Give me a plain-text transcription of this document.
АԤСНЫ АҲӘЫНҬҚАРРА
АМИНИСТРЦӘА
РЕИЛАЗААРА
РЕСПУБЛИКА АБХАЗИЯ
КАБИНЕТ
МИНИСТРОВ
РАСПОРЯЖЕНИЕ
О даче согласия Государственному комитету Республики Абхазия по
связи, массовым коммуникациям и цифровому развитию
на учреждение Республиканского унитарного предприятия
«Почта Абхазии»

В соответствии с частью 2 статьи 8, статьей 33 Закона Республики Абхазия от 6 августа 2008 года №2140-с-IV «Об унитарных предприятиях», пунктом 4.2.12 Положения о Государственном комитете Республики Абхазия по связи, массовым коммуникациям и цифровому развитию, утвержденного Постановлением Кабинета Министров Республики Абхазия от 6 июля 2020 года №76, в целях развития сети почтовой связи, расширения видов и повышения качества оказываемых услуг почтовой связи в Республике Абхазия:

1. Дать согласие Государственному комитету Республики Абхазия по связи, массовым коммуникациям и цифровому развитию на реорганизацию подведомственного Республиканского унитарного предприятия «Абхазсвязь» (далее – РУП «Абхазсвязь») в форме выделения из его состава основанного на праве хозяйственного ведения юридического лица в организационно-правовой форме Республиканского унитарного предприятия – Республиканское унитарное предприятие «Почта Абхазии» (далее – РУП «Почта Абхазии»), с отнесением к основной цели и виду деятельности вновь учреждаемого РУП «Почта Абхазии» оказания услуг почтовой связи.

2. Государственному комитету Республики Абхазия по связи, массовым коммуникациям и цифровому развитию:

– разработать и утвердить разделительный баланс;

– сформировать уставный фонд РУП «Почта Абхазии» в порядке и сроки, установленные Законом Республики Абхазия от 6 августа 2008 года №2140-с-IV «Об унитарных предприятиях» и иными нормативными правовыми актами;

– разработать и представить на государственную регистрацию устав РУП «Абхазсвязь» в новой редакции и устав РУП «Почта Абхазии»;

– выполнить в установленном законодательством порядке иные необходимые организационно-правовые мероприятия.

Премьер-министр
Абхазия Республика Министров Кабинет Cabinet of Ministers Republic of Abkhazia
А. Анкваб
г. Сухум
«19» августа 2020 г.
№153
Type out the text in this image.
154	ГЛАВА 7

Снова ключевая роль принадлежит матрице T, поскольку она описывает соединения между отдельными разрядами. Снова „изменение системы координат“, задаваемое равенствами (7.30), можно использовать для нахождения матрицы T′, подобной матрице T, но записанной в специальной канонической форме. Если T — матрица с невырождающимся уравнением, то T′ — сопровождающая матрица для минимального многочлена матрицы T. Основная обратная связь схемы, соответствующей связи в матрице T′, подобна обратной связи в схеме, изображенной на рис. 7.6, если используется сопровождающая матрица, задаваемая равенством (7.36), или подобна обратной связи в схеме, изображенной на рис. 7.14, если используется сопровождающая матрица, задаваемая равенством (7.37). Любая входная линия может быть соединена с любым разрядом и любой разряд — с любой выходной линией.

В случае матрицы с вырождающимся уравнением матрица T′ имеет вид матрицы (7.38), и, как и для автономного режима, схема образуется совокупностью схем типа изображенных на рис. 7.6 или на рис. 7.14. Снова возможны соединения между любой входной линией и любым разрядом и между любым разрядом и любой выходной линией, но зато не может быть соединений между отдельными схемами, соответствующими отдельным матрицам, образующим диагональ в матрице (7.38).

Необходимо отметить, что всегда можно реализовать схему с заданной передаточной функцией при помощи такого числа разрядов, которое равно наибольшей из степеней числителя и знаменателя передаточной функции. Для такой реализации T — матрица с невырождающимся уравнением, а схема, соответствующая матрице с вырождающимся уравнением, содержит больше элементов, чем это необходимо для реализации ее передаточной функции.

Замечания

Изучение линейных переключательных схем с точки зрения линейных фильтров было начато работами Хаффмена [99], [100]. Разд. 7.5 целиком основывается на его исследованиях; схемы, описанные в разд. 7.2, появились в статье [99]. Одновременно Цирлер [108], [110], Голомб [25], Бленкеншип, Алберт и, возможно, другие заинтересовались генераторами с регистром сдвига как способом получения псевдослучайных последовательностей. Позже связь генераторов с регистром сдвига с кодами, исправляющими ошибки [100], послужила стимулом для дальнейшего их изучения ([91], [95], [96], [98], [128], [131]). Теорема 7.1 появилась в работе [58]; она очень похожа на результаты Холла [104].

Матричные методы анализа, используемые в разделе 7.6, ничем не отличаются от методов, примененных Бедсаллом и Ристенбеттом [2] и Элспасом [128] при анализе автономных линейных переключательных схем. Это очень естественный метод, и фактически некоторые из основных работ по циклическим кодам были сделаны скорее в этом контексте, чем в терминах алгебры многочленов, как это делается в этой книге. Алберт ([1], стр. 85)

+---+

Each line that holds the word "this" should be extracted from the records.

Give me a plain-text transcription of this document.
Type out the text in this image.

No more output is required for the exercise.